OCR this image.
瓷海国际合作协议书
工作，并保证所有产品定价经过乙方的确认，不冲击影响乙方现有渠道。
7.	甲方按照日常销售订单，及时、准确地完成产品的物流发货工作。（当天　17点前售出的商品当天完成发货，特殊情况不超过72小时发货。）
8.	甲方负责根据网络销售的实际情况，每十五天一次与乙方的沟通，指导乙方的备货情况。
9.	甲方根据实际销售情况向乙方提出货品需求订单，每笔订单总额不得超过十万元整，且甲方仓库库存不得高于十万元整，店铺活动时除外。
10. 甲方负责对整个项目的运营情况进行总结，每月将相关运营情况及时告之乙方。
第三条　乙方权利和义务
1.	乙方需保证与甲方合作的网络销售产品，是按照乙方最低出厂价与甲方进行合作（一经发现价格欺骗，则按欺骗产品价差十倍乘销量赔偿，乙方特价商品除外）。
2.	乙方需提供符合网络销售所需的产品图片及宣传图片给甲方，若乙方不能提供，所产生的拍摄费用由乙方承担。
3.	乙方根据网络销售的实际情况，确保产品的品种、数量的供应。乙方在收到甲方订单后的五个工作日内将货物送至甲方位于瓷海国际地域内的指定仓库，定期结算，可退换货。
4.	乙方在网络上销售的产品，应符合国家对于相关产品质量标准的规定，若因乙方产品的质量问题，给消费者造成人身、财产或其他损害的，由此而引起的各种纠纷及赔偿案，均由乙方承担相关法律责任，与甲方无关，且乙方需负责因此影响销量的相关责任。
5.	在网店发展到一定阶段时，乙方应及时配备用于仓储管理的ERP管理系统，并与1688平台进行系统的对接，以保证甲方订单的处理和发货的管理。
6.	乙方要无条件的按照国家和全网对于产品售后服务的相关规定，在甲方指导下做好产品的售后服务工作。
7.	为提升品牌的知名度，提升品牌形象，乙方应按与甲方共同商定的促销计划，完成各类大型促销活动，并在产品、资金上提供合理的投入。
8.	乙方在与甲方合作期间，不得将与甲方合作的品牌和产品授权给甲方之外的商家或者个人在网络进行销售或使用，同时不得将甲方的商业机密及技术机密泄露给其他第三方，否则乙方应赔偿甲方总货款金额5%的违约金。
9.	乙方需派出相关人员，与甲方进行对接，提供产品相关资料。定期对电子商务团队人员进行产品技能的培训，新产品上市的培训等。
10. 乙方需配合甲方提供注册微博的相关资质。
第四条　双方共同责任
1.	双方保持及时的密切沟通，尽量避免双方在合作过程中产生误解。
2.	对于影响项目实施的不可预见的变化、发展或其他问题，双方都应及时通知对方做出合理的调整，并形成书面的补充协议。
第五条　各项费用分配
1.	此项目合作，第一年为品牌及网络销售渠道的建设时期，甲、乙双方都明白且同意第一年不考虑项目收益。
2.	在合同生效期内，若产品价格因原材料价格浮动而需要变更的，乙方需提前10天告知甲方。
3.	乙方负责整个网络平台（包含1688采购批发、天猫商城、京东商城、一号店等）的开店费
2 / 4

......

▸ THE EXERCISE: Repeat the records above exactly.

▸ TASK ANSWER:
OCR this image.
瓷海国际合作协议书
工作，并保证所有产品定价经过乙方的确认，不冲击影响乙方现有渠道。
7.	甲方按照日常销售订单，及时、准确地完成产品的物流发货工作。（当天　17点前售出的商品当天完成发货，特殊情况不超过72小时发货。）
8.	甲方负责根据网络销售的实际情况，每十五天一次与乙方的沟通，指导乙方的备货情况。
9.	甲方根据实际销售情况向乙方提出货品需求订单，每笔订单总额不得超过十万元整，且甲方仓库库存不得高于十万元整，店铺活动时除外。
10. 甲方负责对整个项目的运营情况进行总结，每月将相关运营情况及时告之乙方。
第三条　乙方权利和义务
1.	乙方需保证与甲方合作的网络销售产品，是按照乙方最低出厂价与甲方进行合作（一经发现价格欺骗，则按欺骗产品价差十倍乘销量赔偿，乙方特价商品除外）。
2.	乙方需提供符合网络销售所需的产品图片及宣传图片给甲方，若乙方不能提供，所产生的拍摄费用由乙方承担。
3.	乙方根据网络销售的实际情况，确保产品的品种、数量的供应。乙方在收到甲方订单后的五个工作日内将货物送至甲方位于瓷海国际地域内的指定仓库，定期结算，可退换货。
4.	乙方在网络上销售的产品，应符合国家对于相关产品质量标准的规定，若因乙方产品的质量问题，给消费者造成人身、财产或其他损害的，由此而引起的各种纠纷及赔偿案，均由乙方承担相关法律责任，与甲方无关，且乙方需负责因此影响销量的相关责任。
5.	在网店发展到一定阶段时，乙方应及时配备用于仓储管理的ERP管理系统，并与1688平台进行系统的对接，以保证甲方订单的处理和发货的管理。
6.	乙方要无条件的按照国家和全网对于产品售后服务的相关规定，在甲方指导下做好产品的售后服务工作。
7.	为提升品牌的知名度，提升品牌形象，乙方应按与甲方共同商定的促销计划，完成各类大型促销活动，并在产品、资金上提供合理的投入。
8.	乙方在与甲方合作期间，不得将与甲方合作的品牌和产品授权给甲方之外的商家或者个人在网络进行销售或使用，同时不得将甲方的商业机密及技术机密泄露给其他第三方，否则乙方应赔偿甲方总货款金额5%的违约金。
9.	乙方需派出相关人员，与甲方进行对接，提供产品相关资料。定期对电子商务团队人员进行产品技能的培训，新产品上市的培训等。
10. 乙方需配合甲方提供注册微博的相关资质。
第四条　双方共同责任
1.	双方保持及时的密切沟通，尽量避免双方在合作过程中产生误解。
2.	对于影响项目实施的不可预见的变化、发展或其他问题，双方都应及时通知对方做出合理的调整，并形成书面的补充协议。
第五条　各项费用分配
1.	此项目合作，第一年为品牌及网络销售渠道的建设时期，甲、乙双方都明白且同意第一年不考虑项目收益。
2.	在合同生效期内，若产品价格因原材料价格浮动而需要变更的，乙方需提前10天告知甲方。
3.	乙方负责整个网络平台（包含1688采购批发、天猫商城、京东商城、一号店等）的开店费
2 / 4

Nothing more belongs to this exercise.